- _Exercise prompt_
Extract the records below word for word and ignore the images.

- _Available records_
+ + + + + + +

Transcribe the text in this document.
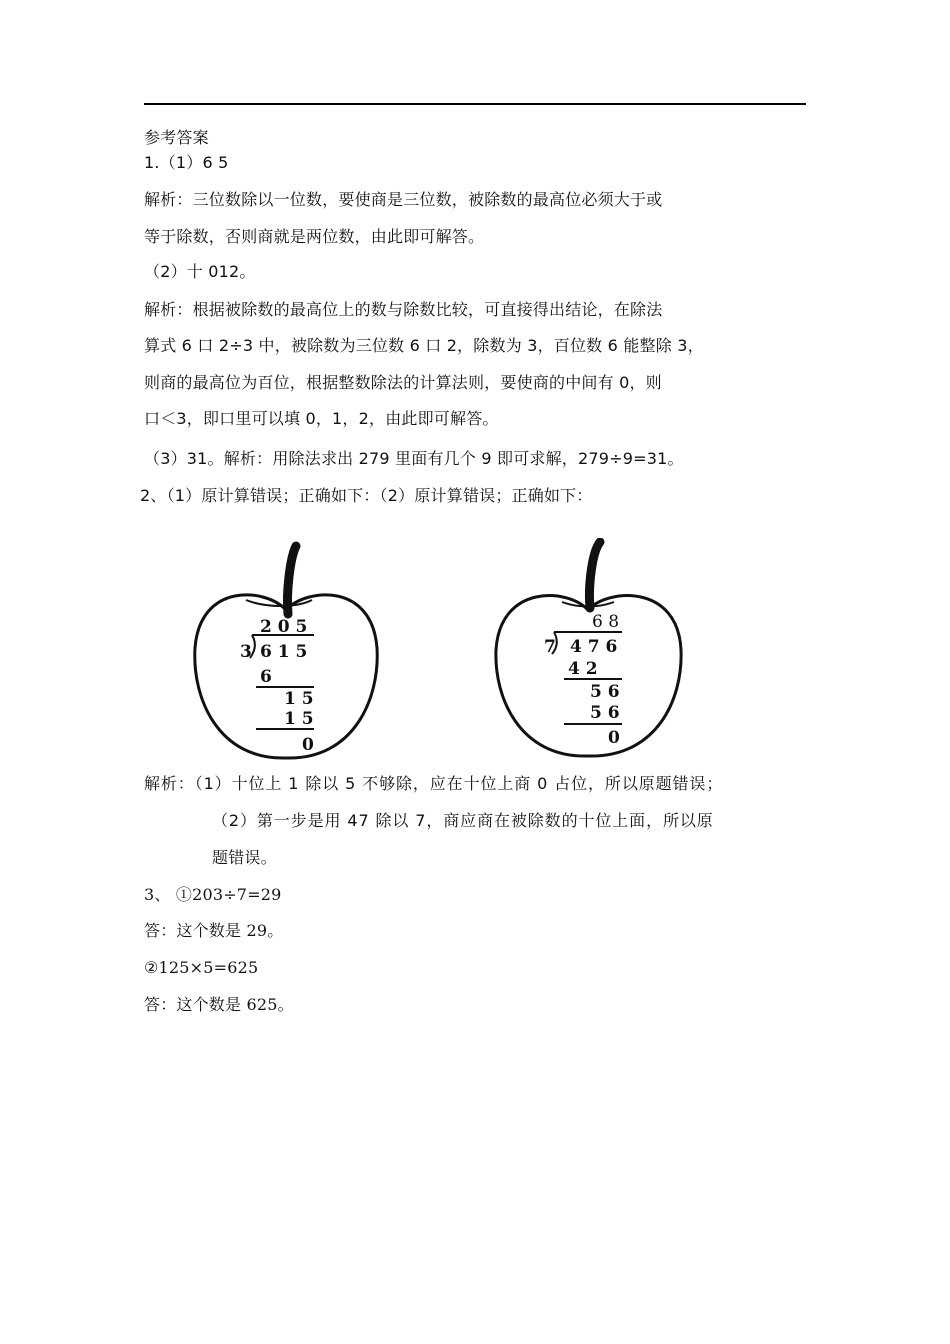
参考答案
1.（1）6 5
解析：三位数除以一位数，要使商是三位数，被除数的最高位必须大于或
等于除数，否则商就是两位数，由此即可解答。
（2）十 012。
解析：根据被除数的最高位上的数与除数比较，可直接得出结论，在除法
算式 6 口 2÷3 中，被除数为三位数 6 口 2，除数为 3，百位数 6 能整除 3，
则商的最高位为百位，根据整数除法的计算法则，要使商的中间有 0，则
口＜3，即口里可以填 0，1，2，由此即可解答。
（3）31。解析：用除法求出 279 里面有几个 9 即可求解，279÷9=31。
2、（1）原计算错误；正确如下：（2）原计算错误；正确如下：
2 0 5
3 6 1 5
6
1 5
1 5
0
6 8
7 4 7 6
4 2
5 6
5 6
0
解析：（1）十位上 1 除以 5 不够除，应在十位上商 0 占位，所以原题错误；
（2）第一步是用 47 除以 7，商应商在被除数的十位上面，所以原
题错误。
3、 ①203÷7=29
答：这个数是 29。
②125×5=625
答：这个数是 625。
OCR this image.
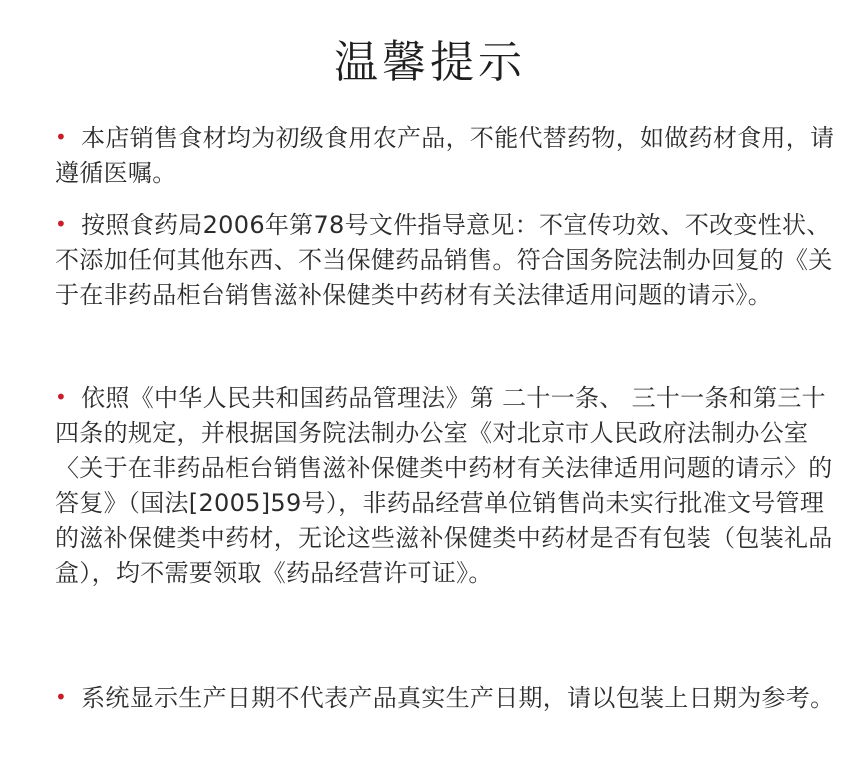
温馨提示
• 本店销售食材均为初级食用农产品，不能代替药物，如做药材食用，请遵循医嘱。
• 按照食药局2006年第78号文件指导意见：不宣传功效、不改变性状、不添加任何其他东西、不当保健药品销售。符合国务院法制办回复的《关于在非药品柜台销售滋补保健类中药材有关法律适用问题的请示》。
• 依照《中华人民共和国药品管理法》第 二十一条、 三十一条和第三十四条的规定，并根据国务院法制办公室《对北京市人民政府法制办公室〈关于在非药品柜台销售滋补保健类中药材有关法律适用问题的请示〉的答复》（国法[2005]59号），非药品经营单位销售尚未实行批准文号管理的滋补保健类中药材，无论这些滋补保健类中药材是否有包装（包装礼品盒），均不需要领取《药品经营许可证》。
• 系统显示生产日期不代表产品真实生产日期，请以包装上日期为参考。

+ + + + + + +

- _Answer to this problem_
Transcribe the text in this document.
参考答案
1.（1）6 5
解析：三位数除以一位数，要使商是三位数，被除数的最高位必须大于或
等于除数，否则商就是两位数，由此即可解答。
（2）十 012。
解析：根据被除数的最高位上的数与除数比较，可直接得出结论，在除法
算式 6 口 2÷3 中，被除数为三位数 6 口 2，除数为 3，百位数 6 能整除 3，
则商的最高位为百位，根据整数除法的计算法则，要使商的中间有 0，则
口＜3，即口里可以填 0，1，2，由此即可解答。
（3）31。解析：用除法求出 279 里面有几个 9 即可求解，279÷9=31。
2、（1）原计算错误；正确如下：（2）原计算错误；正确如下：
2 0 5
3 6 1 5
6
1 5
1 5
0
6 8
7 4 7 6
4 2
5 6
5 6
0
解析：（1）十位上 1 除以 5 不够除，应在十位上商 0 占位，所以原题错误；
（2）第一步是用 47 除以 7，商应商在被除数的十位上面，所以原
题错误。
3、 ①203÷7=29
答：这个数是 29。
②125×5=625
答：这个数是 625。
OCR this image.
温馨提示
• 本店销售食材均为初级食用农产品，不能代替药物，如做药材食用，请遵循医嘱。
• 按照食药局2006年第78号文件指导意见：不宣传功效、不改变性状、不添加任何其他东西、不当保健药品销售。符合国务院法制办回复的《关于在非药品柜台销售滋补保健类中药材有关法律适用问题的请示》。
• 依照《中华人民共和国药品管理法》第 二十一条、 三十一条和第三十四条的规定，并根据国务院法制办公室《对北京市人民政府法制办公室〈关于在非药品柜台销售滋补保健类中药材有关法律适用问题的请示〉的答复》（国法[2005]59号），非药品经营单位销售尚未实行批准文号管理的滋补保健类中药材，无论这些滋补保健类中药材是否有包装（包装礼品盒），均不需要领取《药品经营许可证》。
• 系统显示生产日期不代表产品真实生产日期，请以包装上日期为参考。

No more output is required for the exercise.